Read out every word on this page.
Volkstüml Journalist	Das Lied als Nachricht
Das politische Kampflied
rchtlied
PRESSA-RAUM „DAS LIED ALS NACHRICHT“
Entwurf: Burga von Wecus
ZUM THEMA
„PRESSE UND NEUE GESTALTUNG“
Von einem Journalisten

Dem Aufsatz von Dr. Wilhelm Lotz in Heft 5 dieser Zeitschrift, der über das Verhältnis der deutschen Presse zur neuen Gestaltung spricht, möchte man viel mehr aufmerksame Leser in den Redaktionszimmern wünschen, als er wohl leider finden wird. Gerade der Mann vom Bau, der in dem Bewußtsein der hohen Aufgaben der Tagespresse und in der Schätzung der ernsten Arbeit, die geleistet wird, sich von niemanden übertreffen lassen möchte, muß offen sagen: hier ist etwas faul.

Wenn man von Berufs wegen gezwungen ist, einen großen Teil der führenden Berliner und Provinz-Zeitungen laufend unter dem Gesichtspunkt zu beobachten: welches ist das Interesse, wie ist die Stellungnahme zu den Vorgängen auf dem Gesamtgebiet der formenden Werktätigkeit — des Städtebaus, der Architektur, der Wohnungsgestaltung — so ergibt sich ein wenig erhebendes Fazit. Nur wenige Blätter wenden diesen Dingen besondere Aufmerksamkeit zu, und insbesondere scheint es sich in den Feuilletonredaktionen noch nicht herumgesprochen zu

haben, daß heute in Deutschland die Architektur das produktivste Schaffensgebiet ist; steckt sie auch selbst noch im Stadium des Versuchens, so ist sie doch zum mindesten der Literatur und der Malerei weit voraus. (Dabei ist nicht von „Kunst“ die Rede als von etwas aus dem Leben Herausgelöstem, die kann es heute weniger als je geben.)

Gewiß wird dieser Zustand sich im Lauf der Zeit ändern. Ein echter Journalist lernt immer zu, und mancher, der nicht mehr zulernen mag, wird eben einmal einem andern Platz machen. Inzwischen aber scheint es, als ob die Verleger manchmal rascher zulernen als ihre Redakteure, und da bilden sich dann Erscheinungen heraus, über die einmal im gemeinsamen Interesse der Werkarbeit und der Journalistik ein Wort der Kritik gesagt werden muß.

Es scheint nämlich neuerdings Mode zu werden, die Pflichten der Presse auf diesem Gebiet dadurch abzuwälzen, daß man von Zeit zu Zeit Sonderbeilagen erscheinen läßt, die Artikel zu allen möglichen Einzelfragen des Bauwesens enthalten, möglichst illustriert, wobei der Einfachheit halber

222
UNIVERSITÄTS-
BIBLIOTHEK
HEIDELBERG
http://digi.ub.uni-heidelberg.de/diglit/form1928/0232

§ §

- _Aim_
List all lines from the entries that include the word "sich".

- _Exercise response_
Dem Aufsatz von Dr. Wilhelm Lotz in Heft 5 dieser Zeitschrift, der über das Verhältnis der deutschen Presse zur neuen Gestaltung spricht, möchte man viel mehr aufmerksame Leser in den Redaktionszimmern wünschen, als er wohl leider finden wird. Gerade der Mann vom Bau, der in dem Bewußtsein der hohen Aufgaben der Tagespresse und in der Schätzung der ernsten Arbeit, die geleistet wird, sich von niemanden übertreffen lassen möchte, muß offen sagen: hier ist etwas faul.
Wenn man von Berufs wegen gezwungen ist, einen großen Teil der führenden Berliner und Provinz-Zeitungen laufend unter dem Gesichtspunkt zu beobachten: welches ist das Interesse, wie ist die Stellungnahme zu den Vorgängen auf dem Gesamtgebiet der formenden Werktätigkeit — des Städtebaus, der Architektur, der Wohnungsgestaltung — so ergibt sich ein wenig erhebendes Fazit. Nur wenige Blätter wenden diesen Dingen besondere Aufmerksamkeit zu, und insbesondere scheint es sich in den Feuilletonredaktionen noch nicht herumgesprochen zu
Gewiß wird dieser Zustand sich im Lauf der Zeit ändern. Ein echter Journalist lernt immer zu, und mancher, der nicht mehr zulernen mag, wird eben einmal einem andern Platz machen. Inzwischen aber scheint es, als ob die Verleger manchmal rascher zulernen als ihre Redakteure, und da bilden sich dann Erscheinungen heraus, über die einmal im gemeinsamen Interesse der Werkarbeit und der Journalistik ein Wort der Kritik gesagt werden muß.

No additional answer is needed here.